+++ Task input

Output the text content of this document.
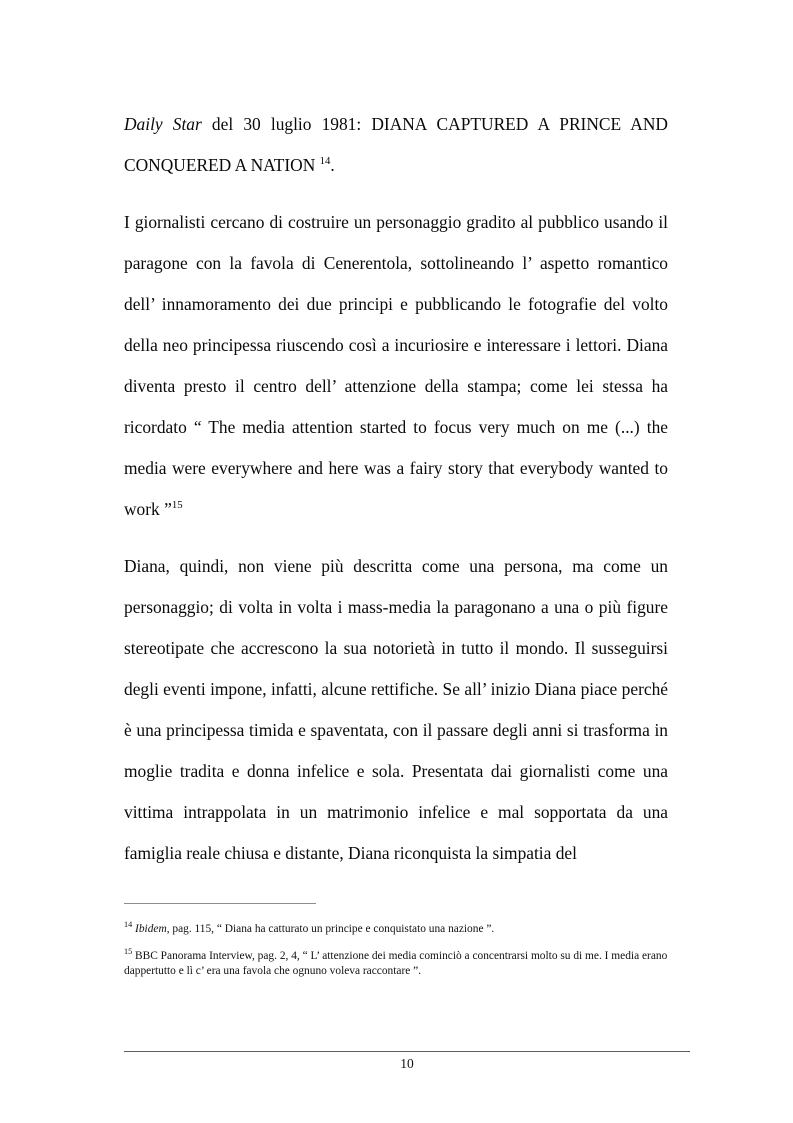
Daily Star del 30 luglio 1981: DIANA CAPTURED A PRINCE AND CONQUERED A NATION $^{14}$.

I giornalisti cercano di costruire un personaggio gradito al pubblico usando il paragone con la favola di Cenerentola, sottolineando l’ aspetto romantico dell’ innamoramento dei due principi e pubblicando le fotografie del volto della neo principessa riuscendo così a incuriosire e interessare i lettori. Diana diventa presto il centro dell’ attenzione della stampa; come lei stessa ha ricordato “ The media attention started to focus very much on me (...) the media were everywhere and here was a fairy story that everybody wanted to work ”$^{15}$

Diana, quindi, non viene più descritta come una persona, ma come un personaggio; di volta in volta i mass-media la paragonano a una o più figure stereotipate che accrescono la sua notorietà in tutto il mondo. Il susseguirsi degli eventi impone, infatti, alcune rettifiche. Se all’ inizio Diana piace perché è una principessa timida e spaventata, con il passare degli anni si trasforma in moglie tradita e donna infelice e sola. Presentata dai giornalisti come una vittima intrappolata in un matrimonio infelice e mal sopportata da una famiglia reale chiusa e distante, Diana riconquista la simpatia del

$^{14}$ Ibidem, pag. 115, “ Diana ha catturato un principe e conquistato una nazione ”.

$^{15}$ BBC Panorama Interview, pag. 2, 4, “ L’ attenzione dei media cominciò a concentrarsi molto su di me. I media erano dappertutto e lì c’ era una favola che ognuno voleva raccontare ”.

10
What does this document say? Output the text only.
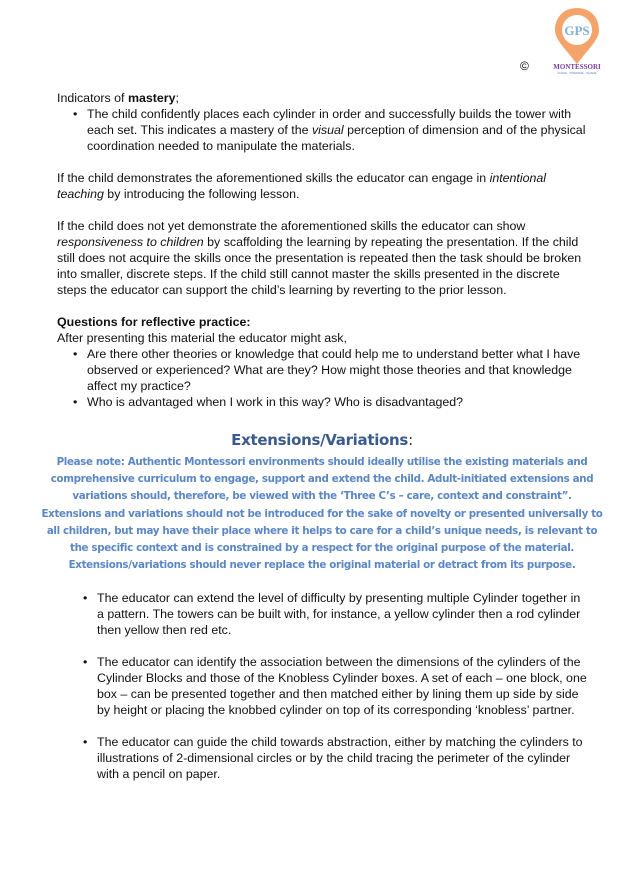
GPS
MONTESSORI
GUIDE · PREPARE · SHARE
©

Indicators of mastery;

• The child confidently places each cylinder in order and successfully builds the tower with each set. This indicates a mastery of the visual perception of dimension and of the physical coordination needed to manipulate the materials.

If the child demonstrates the aforementioned skills the educator can engage in intentional teaching by introducing the following lesson.

If the child does not yet demonstrate the aforementioned skills the educator can show responsiveness to children by scaffolding the learning by repeating the presentation. If the child still does not acquire the skills once the presentation is repeated then the task should be broken into smaller, discrete steps. If the child still cannot master the skills presented in the discrete steps the educator can support the child’s learning by reverting to the prior lesson.

Questions for reflective practice:

After presenting this material the educator might ask,

• Are there other theories or knowledge that could help me to understand better what I have observed or experienced? What are they? How might those theories and that knowledge affect my practice?
• Who is advantaged when I work in this way? Who is disadvantaged?
Extensions/Variations:

Please note: Authentic Montessori environments should ideally utilise the existing materials and comprehensive curriculum to engage, support and extend the child. Adult-initiated extensions and variations should, therefore, be viewed with the ‘Three C’s – care, context and constraint”. Extensions and variations should not be introduced for the sake of novelty or presented universally to all children, but may have their place where it helps to care for a child’s unique needs, is relevant to the specific context and is constrained by a respect for the original purpose of the material. Extensions/variations should never replace the original material or detract from its purpose.

• The educator can extend the level of difficulty by presenting multiple Cylinder together in a pattern. The towers can be built with, for instance, a yellow cylinder then a rod cylinder then yellow then red etc.
• The educator can identify the association between the dimensions of the cylinders of the Cylinder Blocks and those of the Knobless Cylinder boxes. A set of each – one block, one box – can be presented together and then matched either by lining them up side by side by height or placing the knobbed cylinder on top of its corresponding ‘knobless’ partner.
• The educator can guide the child towards abstraction, either by matching the cylinders to illustrations of 2-dimensional circles or by the child tracing the perimeter of the cylinder with a pencil on paper.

++++++

▸ Given request:
Lines from the records above that hold "practice" are the ones to list.

▸ Exercise answer:
Questions for reflective practice:
• Are there other theories or knowledge that could help me to understand better what I have observed or experienced? What are they? How might those theories and that knowledge affect my practice?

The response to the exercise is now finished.